* [Input data]
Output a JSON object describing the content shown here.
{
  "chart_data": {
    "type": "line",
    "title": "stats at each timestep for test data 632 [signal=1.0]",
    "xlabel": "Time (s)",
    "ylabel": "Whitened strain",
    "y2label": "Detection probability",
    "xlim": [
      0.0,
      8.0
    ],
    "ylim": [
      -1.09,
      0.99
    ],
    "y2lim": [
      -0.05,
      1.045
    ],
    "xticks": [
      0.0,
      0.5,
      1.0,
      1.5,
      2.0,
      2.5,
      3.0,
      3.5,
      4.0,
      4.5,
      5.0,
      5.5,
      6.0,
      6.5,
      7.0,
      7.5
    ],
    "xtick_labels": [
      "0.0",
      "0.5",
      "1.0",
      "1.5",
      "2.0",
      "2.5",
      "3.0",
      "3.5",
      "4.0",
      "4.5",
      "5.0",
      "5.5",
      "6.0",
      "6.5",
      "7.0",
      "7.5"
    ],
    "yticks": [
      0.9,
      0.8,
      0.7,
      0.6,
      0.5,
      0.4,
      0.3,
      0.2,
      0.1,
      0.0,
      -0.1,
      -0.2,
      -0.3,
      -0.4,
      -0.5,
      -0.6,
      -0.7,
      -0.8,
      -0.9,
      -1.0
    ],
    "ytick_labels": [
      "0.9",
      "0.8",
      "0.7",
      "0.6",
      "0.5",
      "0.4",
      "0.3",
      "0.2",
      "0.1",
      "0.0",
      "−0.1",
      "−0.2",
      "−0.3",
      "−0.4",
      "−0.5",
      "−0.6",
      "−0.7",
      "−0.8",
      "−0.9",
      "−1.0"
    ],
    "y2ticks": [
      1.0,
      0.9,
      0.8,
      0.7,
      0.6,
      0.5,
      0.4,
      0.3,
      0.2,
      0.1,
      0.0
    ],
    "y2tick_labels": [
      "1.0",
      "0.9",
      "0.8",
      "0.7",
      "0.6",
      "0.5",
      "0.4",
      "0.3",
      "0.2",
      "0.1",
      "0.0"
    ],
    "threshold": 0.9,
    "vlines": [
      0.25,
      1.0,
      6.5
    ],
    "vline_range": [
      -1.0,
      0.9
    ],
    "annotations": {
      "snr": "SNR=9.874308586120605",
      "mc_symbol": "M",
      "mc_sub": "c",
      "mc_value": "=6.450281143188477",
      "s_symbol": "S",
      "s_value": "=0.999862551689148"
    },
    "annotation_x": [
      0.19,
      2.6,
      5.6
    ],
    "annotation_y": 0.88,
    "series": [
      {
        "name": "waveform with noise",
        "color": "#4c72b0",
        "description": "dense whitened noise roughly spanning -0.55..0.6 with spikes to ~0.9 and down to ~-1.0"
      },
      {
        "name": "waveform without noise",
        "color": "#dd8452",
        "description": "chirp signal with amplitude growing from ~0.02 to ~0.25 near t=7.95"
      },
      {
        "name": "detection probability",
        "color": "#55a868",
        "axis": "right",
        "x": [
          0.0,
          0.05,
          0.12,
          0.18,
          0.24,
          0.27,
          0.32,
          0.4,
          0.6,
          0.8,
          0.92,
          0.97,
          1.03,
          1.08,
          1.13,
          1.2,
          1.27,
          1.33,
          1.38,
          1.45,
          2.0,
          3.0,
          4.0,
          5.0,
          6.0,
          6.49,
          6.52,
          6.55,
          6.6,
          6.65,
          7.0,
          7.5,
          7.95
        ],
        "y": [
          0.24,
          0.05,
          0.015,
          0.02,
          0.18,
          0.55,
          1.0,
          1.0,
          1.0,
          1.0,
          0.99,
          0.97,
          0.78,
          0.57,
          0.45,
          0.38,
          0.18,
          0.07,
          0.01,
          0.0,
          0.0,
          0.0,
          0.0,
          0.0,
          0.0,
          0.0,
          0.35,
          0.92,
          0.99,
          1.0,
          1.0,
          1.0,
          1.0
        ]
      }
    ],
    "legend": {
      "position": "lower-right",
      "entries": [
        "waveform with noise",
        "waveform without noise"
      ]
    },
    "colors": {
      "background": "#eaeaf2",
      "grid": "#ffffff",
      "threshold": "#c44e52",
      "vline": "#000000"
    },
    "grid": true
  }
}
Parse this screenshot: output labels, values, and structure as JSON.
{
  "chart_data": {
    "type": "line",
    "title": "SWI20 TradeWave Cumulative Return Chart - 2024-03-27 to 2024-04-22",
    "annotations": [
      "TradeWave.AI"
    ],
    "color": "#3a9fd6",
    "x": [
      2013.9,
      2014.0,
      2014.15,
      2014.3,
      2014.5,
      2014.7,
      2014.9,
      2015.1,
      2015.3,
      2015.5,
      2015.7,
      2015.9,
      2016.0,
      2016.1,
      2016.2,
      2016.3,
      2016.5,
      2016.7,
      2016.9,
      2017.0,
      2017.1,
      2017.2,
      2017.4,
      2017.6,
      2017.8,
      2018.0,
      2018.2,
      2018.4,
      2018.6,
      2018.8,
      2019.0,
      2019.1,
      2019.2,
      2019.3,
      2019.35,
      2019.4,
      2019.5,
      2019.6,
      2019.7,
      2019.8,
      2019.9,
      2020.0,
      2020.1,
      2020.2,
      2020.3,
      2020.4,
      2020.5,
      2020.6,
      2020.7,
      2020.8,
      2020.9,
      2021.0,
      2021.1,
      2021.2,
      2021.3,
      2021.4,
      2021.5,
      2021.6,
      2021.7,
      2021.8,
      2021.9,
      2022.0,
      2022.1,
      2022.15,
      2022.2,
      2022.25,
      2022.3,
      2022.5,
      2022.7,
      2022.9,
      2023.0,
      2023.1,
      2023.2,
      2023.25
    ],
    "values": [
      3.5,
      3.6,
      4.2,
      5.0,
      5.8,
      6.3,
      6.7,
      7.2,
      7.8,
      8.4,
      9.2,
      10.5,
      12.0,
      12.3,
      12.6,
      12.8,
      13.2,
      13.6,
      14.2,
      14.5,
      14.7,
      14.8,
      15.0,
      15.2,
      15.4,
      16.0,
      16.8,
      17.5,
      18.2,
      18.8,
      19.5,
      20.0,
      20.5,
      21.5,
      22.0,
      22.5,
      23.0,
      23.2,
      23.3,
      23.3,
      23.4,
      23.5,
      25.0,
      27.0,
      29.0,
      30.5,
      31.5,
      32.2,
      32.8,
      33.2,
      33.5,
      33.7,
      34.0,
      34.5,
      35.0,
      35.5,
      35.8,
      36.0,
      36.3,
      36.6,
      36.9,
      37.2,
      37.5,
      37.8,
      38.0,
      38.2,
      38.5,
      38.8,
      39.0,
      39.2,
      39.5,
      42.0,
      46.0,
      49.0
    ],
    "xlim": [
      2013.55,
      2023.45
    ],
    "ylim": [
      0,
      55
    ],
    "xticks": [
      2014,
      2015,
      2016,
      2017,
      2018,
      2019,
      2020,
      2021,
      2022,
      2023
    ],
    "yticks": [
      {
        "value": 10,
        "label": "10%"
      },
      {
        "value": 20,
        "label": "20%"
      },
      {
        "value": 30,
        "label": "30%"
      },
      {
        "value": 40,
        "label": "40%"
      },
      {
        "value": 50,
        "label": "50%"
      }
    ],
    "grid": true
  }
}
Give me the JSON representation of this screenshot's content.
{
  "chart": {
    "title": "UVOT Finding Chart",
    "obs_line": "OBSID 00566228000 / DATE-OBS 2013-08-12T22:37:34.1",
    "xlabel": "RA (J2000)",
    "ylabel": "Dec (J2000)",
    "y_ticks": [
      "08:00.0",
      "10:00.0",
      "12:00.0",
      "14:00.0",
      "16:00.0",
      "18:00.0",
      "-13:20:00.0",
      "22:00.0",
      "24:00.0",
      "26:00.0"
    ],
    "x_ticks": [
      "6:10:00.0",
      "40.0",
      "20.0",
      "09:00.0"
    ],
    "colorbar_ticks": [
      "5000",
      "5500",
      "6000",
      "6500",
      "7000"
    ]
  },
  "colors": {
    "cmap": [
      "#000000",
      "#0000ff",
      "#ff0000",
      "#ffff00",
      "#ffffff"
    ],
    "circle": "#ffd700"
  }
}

* [What is required]
How many lines of the data contain the word "name"? Answer with the number alone.

* [Reply]
3